▸ **CONSIGNE**:
Répondez à ces questions sur l'extrait consacré aux centres de télémédecine dans les gares :
1. À quelle date la SNCF a-t-elle fait son annonce ?
2. Dans combien de gares environ ces centres doivent-ils être installés ?
3. Par qui le patient est-il accueilli dans le box ?

═════ EXTRAIT DU TEXTE ═════

A chaque problème, sa technosolution : pour lutter contre les déserts médicaux, la SNCF a annoncé le 17 novembre 2023 vouloir installer d’ici 2028 des centres de télémédecine dans environ 300 gares, situées dans des zones « caractérisées par une offre de soins insuffisante et une difficulté d’accès aux soins ». Ce centre de télémédecine sera en fait un box de chantier de 15m² dans lequel le (ou la) patient(e) sera accueilli(e) par un(e) infirmier(e) diplômé(e) d’État, qui l’accompagnera tout au long de la consultation effectuée à distance « par un médecin exerçant sur le territoire français ».

═════ JEU DE DONNÉES ═════

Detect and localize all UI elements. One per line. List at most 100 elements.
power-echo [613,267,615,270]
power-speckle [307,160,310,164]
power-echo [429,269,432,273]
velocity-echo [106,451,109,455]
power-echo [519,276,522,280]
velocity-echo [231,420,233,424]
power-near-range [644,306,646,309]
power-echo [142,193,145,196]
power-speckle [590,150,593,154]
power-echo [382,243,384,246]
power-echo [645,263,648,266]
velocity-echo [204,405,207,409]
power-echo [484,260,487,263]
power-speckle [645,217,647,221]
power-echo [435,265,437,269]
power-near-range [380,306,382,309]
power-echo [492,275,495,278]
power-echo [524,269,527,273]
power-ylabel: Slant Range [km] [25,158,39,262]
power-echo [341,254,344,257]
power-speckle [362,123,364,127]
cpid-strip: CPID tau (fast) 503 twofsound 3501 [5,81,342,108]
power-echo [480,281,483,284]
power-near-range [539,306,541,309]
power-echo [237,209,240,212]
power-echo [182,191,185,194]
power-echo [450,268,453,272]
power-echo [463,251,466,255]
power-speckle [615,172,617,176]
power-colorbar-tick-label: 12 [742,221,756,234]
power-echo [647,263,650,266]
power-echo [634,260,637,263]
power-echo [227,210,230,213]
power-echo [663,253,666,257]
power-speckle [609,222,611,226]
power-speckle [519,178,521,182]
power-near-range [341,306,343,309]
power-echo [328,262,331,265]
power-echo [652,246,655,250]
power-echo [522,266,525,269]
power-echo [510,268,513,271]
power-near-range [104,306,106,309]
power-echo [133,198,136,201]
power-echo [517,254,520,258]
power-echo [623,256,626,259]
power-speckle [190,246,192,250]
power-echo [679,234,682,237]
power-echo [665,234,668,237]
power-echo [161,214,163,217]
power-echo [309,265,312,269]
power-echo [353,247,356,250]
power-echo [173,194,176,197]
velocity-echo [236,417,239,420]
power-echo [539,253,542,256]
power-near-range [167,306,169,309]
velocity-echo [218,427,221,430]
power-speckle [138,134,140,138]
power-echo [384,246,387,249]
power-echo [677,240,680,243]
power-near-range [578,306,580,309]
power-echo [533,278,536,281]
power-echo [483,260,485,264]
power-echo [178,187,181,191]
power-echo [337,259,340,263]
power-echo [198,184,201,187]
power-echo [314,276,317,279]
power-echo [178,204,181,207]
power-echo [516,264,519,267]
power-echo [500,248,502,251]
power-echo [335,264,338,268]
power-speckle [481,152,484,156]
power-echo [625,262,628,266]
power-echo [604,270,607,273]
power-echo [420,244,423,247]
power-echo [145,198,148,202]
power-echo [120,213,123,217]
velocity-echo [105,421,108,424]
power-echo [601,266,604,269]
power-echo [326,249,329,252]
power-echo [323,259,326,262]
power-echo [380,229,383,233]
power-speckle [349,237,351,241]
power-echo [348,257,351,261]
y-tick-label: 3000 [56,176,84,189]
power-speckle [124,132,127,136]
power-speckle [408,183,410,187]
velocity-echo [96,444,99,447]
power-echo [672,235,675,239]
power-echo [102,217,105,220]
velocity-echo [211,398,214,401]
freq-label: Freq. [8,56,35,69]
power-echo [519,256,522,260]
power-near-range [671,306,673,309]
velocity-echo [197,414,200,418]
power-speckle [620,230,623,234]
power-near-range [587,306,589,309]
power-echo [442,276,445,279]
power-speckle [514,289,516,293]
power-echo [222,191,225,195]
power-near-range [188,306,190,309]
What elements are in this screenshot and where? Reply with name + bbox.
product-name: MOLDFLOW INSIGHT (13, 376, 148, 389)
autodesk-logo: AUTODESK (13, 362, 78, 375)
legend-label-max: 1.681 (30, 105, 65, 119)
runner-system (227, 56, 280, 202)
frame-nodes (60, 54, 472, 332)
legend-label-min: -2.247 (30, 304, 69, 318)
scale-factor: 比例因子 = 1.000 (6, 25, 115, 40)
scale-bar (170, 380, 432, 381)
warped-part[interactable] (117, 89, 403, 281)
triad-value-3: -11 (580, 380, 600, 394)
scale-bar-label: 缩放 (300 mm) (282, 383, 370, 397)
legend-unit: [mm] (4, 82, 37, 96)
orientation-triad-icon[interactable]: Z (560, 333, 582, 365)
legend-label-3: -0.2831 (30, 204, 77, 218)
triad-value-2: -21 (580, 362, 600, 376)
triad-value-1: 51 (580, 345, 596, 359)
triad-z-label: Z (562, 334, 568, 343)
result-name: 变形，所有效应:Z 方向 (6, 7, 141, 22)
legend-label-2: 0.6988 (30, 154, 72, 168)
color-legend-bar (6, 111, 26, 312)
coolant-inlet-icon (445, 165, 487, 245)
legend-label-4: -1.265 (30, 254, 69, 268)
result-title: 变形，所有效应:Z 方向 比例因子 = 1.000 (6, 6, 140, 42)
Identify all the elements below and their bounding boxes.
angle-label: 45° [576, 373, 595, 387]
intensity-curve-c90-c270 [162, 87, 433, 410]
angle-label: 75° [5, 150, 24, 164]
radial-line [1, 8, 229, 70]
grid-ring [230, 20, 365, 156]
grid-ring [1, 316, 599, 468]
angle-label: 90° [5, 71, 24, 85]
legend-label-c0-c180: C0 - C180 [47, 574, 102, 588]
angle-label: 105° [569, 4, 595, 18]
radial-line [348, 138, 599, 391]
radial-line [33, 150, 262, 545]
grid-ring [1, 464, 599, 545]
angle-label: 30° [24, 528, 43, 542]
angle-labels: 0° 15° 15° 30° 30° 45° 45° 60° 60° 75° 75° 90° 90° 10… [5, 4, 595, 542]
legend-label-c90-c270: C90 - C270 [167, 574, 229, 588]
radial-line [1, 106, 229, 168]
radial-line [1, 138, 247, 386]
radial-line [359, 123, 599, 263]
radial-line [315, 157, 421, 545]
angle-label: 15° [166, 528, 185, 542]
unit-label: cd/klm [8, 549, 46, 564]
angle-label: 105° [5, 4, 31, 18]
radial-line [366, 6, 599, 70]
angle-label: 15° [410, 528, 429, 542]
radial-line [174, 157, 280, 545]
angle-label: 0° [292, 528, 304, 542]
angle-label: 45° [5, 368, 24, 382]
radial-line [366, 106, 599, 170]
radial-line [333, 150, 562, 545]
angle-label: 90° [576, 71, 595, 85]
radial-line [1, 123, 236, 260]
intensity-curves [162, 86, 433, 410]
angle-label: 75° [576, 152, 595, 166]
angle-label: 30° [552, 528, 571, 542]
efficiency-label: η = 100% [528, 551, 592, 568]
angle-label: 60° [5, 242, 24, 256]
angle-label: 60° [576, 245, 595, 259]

═════

▸ **VOTRE RÉPONSE**:
1. Le 17 novembre 2023.
2. Environ 300 gares.
3. Par un(e) infirmier(e) diplômé(e) d'État.